→ **Records from a data collection**:
⟨

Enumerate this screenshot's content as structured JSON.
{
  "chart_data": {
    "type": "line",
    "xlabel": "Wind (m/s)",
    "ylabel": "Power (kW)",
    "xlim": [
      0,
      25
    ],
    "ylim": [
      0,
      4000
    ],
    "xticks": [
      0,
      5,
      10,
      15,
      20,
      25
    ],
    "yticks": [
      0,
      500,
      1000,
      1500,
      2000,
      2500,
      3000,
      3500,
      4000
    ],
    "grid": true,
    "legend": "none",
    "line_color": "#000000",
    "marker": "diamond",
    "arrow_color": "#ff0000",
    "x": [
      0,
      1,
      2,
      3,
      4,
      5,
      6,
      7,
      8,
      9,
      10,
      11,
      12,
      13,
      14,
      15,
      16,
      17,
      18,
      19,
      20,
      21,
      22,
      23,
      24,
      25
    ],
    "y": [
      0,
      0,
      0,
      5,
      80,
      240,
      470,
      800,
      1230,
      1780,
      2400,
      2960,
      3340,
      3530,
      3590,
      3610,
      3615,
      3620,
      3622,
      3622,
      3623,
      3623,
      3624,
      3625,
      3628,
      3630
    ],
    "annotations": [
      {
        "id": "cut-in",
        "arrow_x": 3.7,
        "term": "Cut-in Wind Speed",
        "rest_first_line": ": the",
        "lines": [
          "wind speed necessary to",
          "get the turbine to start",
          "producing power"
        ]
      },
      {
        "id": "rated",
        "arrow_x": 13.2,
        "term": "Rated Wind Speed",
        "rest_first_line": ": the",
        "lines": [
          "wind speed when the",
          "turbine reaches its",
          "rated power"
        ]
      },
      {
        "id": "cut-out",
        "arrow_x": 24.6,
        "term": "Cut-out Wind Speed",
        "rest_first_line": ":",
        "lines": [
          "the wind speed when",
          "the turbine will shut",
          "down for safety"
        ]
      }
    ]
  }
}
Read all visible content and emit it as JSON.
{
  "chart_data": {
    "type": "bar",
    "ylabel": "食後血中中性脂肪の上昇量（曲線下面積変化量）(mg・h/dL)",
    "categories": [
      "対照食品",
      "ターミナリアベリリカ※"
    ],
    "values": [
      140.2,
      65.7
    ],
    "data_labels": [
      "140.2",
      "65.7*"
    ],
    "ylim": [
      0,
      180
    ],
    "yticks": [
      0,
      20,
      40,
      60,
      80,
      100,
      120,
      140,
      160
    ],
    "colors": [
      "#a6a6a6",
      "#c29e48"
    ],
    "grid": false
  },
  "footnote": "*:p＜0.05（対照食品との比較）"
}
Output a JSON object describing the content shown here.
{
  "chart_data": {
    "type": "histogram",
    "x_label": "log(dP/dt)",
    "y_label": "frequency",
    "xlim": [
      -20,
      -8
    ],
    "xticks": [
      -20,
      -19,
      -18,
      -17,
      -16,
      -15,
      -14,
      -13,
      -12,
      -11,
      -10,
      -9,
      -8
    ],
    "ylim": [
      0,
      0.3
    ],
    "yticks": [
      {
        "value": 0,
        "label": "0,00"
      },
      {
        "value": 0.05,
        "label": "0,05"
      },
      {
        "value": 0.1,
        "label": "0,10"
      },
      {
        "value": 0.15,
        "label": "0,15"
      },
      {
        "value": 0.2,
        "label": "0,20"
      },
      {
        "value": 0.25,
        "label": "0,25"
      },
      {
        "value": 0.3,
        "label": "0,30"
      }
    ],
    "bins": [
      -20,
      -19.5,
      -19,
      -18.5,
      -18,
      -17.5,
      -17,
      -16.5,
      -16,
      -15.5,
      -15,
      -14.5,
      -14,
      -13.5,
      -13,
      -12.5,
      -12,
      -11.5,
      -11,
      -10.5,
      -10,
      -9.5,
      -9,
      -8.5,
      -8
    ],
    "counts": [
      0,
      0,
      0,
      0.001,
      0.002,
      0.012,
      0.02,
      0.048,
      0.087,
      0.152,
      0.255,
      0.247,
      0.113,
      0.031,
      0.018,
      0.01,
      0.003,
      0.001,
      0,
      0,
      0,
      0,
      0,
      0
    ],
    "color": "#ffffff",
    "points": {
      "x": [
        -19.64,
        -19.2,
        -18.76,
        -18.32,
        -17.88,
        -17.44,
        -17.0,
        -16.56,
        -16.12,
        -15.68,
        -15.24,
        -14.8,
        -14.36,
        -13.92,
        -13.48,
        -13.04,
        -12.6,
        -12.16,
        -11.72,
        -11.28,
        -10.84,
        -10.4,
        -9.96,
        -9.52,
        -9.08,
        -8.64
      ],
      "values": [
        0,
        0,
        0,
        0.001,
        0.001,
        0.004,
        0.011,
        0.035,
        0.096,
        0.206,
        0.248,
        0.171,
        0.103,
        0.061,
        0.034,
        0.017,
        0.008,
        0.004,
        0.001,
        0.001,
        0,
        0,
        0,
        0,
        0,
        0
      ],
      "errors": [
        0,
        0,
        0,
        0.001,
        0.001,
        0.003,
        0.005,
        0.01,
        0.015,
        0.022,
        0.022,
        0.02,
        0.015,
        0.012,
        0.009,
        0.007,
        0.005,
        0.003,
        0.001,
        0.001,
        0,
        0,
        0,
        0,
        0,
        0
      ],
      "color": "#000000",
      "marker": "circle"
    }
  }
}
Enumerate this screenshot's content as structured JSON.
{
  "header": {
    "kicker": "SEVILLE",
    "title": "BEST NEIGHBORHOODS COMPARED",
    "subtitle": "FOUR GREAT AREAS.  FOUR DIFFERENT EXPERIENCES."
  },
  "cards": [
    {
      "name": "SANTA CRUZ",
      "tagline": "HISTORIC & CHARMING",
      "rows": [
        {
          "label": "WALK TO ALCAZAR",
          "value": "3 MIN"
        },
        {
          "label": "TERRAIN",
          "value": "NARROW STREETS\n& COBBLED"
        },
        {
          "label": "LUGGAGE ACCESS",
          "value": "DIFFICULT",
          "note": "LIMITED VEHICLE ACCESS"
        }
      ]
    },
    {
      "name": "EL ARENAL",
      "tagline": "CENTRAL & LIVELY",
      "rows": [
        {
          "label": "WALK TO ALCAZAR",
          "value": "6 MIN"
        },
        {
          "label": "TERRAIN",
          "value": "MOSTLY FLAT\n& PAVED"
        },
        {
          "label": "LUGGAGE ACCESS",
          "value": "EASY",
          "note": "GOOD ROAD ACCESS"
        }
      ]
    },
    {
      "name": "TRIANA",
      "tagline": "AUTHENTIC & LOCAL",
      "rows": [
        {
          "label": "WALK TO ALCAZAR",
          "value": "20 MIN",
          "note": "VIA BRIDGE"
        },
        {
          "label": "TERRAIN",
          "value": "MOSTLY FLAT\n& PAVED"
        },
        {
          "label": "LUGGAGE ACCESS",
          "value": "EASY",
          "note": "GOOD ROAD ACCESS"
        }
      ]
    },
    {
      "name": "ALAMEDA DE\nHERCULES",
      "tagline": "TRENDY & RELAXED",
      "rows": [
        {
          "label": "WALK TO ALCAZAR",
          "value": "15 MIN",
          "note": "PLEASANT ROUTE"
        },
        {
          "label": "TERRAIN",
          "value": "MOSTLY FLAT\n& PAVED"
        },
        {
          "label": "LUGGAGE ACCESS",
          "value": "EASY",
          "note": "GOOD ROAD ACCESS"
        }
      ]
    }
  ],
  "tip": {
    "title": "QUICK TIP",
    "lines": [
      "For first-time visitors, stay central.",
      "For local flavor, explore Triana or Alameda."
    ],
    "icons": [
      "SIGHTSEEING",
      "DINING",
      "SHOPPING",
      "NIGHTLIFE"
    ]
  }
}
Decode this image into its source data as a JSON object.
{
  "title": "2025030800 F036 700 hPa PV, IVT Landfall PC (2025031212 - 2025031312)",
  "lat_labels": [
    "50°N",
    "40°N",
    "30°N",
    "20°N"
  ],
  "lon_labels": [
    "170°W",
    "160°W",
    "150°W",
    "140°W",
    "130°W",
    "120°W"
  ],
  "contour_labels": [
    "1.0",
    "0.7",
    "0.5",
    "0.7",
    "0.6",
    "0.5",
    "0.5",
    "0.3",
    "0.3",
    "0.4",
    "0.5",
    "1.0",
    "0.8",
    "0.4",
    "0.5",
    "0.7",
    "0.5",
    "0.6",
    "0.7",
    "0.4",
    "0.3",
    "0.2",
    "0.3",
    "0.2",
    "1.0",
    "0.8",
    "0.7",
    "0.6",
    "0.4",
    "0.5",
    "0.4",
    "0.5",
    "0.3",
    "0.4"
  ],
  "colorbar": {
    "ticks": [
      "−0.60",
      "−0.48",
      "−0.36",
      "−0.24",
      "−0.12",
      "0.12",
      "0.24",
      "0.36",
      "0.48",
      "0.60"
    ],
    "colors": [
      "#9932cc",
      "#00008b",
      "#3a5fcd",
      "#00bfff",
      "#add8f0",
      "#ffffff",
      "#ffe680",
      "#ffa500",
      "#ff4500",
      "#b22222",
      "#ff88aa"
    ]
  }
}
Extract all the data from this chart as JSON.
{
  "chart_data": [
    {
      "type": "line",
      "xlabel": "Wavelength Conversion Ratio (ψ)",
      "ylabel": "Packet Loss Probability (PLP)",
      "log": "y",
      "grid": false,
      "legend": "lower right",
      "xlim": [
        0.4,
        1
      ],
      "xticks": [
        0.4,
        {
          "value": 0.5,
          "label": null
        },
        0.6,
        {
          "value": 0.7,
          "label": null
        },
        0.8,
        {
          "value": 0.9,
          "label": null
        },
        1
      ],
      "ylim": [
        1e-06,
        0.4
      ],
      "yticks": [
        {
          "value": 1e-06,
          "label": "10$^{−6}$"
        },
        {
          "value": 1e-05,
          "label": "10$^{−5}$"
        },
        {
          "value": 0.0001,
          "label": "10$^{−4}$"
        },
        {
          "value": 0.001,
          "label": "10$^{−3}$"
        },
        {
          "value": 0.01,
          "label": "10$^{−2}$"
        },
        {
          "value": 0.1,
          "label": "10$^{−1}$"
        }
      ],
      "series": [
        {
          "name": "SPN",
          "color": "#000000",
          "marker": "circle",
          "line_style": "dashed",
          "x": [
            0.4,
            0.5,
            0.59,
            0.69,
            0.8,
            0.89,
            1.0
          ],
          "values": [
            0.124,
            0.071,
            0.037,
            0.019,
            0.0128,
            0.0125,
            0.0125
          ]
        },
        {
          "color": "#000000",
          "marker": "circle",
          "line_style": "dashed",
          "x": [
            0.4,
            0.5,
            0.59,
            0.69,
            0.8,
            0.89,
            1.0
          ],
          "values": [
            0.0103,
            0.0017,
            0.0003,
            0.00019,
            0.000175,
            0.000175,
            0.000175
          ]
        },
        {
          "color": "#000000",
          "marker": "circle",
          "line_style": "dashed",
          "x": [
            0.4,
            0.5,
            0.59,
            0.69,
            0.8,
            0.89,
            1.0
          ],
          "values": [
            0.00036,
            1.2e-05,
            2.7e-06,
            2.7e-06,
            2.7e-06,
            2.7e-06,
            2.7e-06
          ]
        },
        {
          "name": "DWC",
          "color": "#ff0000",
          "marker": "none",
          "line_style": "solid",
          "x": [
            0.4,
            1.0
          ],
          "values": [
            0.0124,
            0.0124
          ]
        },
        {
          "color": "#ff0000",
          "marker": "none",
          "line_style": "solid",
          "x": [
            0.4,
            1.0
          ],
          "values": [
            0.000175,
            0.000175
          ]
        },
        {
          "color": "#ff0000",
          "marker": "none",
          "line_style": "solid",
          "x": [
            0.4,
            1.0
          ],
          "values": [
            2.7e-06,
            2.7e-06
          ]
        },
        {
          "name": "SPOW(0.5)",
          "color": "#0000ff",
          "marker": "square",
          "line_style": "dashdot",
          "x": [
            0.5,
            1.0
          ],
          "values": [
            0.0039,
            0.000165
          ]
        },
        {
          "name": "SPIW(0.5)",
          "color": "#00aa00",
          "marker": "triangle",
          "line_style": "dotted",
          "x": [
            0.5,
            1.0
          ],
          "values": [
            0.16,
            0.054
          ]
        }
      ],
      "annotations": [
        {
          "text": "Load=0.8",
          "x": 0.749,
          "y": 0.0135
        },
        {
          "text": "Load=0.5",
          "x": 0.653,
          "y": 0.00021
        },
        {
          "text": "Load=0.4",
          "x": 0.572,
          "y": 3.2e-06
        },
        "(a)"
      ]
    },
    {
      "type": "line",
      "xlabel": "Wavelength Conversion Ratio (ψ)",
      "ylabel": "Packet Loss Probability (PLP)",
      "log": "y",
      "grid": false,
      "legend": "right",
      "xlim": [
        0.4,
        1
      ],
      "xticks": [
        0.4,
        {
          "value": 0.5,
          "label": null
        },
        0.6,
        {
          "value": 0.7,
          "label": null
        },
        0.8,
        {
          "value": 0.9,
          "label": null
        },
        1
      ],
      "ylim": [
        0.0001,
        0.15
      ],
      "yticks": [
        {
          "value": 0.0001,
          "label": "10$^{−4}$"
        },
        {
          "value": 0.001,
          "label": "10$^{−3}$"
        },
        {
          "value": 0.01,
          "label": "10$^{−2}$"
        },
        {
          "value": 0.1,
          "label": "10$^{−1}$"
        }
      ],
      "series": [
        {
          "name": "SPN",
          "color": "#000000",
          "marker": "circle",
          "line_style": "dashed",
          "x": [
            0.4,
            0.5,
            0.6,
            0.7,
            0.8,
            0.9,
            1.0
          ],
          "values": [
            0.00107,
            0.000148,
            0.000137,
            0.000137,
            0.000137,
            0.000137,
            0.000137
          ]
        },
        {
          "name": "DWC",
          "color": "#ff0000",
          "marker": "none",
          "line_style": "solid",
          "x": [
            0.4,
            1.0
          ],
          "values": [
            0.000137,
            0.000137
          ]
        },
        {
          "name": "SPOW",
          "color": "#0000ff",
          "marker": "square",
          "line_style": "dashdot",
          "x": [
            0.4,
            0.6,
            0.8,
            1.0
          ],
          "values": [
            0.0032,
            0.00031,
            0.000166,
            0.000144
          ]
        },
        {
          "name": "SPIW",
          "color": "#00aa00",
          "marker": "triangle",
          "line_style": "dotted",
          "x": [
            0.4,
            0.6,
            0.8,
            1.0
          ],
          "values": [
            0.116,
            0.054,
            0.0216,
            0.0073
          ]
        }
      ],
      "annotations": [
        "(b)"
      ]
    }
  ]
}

⟩

→ **REQUIRED WORK**: From the entries above, pull out each line that includes "object".

→ **ANSWER FOR THE TASK**:
Output a JSON object describing the content shown here.
Decode this image into its source data as a JSON object.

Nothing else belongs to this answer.